• Task goal
Identify the lines containing the word "studentów". Copy each one.

• Raw records
[start]
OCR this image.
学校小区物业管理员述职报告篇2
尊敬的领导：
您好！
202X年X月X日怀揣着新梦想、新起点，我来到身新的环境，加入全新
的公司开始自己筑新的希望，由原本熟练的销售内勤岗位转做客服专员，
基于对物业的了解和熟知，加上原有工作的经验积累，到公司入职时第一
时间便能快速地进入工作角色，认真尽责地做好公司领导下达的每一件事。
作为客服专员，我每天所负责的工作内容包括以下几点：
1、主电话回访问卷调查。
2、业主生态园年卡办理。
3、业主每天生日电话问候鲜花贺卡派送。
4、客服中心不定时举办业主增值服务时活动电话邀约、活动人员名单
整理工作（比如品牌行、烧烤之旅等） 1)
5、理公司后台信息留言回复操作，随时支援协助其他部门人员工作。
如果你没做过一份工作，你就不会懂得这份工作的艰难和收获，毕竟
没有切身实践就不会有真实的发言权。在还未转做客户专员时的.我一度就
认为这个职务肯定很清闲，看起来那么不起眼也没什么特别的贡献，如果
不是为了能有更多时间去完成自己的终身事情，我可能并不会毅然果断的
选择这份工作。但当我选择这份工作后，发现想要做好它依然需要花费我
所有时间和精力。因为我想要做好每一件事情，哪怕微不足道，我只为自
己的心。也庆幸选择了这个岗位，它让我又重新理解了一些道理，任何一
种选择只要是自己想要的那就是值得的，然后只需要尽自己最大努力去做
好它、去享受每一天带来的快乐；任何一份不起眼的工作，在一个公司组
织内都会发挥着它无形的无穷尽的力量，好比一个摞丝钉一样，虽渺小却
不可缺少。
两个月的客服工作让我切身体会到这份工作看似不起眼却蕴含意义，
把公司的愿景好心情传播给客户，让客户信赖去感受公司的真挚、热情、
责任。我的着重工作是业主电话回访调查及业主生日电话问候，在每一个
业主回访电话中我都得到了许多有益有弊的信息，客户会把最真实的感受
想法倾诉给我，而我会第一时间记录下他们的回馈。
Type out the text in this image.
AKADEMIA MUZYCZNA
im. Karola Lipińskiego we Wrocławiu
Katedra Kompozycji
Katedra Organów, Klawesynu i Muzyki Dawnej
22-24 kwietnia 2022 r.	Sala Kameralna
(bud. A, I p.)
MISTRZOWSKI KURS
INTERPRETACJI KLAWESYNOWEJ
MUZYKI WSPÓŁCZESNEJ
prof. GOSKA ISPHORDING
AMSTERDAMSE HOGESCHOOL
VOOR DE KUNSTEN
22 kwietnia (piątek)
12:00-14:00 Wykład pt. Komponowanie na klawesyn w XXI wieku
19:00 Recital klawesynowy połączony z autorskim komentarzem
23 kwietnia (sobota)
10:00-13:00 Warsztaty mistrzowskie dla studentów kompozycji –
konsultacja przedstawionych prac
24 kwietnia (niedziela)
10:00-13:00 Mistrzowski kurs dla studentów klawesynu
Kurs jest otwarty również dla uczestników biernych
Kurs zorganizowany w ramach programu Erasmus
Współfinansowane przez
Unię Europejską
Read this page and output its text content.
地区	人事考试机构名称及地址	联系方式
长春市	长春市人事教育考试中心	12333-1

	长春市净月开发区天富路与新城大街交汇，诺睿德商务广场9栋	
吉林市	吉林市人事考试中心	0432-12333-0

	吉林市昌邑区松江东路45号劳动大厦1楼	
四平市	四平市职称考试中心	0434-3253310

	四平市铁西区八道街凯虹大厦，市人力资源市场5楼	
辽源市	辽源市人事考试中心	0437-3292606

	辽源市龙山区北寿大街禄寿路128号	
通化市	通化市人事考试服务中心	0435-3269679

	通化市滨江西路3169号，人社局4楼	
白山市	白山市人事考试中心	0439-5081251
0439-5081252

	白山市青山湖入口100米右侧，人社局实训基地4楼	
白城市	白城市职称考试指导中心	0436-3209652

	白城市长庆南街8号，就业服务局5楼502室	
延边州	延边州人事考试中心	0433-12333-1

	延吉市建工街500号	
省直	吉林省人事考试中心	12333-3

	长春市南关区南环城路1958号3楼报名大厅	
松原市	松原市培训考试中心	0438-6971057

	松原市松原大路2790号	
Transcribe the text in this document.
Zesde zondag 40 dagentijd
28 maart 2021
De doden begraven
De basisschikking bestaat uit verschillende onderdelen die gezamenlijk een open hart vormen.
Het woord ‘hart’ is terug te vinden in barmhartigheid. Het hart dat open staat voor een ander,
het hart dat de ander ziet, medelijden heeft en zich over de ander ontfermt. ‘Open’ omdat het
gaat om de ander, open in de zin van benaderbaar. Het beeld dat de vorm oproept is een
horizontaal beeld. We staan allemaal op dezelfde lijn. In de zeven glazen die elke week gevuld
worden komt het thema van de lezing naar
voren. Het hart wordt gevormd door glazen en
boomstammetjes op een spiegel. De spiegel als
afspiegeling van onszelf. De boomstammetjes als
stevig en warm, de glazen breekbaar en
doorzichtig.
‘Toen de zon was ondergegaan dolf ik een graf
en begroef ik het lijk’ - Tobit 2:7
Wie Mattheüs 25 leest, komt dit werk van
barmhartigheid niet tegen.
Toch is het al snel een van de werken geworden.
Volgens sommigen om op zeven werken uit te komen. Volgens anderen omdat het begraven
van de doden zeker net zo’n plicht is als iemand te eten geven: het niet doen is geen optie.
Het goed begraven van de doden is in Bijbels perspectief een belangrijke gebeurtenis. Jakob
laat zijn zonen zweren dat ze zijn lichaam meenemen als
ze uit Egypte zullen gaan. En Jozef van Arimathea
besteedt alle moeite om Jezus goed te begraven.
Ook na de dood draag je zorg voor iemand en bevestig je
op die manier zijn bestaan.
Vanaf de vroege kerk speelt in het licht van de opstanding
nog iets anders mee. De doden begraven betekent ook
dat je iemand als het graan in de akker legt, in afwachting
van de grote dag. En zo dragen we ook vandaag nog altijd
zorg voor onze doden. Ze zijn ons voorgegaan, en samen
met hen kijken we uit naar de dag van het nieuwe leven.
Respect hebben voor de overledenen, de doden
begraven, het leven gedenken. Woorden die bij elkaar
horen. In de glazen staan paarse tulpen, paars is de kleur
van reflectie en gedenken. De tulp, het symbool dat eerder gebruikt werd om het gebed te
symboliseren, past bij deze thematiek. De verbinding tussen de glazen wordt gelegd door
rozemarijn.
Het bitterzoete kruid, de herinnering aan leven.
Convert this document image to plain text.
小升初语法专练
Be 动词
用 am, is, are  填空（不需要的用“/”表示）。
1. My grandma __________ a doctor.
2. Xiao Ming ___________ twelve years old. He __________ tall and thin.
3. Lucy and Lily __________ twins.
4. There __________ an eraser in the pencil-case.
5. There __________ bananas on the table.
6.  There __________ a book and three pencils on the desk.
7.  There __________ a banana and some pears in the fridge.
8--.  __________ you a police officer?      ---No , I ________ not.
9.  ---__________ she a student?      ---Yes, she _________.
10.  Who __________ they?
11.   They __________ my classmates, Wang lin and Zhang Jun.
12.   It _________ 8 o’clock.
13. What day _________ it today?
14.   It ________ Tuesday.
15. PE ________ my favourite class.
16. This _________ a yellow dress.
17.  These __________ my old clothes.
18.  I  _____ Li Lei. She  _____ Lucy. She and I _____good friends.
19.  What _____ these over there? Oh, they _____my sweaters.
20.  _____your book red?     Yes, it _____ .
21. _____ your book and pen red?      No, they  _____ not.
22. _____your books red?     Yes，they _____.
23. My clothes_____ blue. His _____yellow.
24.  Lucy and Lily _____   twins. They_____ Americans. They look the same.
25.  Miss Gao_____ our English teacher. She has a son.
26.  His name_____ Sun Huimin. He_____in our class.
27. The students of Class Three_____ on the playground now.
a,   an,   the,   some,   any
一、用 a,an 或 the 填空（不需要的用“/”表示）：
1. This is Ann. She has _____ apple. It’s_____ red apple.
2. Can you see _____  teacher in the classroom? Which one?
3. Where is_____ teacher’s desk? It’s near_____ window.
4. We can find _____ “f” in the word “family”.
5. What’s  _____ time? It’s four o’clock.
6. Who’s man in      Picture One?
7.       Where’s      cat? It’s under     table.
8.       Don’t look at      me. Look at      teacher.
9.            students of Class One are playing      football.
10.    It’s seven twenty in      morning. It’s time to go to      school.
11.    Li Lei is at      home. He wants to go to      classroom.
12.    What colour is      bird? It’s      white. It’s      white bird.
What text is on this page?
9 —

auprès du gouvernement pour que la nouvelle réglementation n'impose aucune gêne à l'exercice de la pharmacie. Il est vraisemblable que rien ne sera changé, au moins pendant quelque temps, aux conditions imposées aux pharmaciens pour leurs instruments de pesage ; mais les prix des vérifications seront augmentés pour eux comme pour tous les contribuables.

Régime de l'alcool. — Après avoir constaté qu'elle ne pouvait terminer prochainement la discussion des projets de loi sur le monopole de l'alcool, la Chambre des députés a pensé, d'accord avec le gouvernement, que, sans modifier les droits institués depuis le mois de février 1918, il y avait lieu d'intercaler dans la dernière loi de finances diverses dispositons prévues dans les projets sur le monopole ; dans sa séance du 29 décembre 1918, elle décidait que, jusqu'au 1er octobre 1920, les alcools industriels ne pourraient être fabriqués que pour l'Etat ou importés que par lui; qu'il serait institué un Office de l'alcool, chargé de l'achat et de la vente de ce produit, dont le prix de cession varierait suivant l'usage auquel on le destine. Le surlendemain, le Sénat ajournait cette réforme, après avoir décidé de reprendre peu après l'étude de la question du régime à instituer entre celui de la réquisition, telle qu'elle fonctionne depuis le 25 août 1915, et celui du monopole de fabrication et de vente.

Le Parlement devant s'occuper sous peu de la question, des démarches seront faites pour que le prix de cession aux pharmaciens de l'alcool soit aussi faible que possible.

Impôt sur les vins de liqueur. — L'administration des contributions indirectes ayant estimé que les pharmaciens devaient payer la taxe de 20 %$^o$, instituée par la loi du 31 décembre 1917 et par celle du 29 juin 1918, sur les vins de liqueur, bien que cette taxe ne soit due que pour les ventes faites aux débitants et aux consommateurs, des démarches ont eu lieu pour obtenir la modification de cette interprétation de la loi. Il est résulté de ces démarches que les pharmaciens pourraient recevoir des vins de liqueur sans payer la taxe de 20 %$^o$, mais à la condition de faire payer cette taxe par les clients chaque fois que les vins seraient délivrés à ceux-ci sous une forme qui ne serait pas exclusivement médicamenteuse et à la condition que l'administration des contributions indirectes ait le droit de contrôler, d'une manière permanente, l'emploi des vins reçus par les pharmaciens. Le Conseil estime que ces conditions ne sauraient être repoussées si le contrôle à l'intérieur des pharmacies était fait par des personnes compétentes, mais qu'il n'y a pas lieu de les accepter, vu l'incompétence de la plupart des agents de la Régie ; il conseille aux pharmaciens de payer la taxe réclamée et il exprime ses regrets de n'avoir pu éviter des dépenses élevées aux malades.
[end]
• Solution for this problem
10:00-13:00 Warsztaty mistrzowskie dla studentów kompozycji –
10:00-13:00 Mistrzowski kurs dla studentów klawesynu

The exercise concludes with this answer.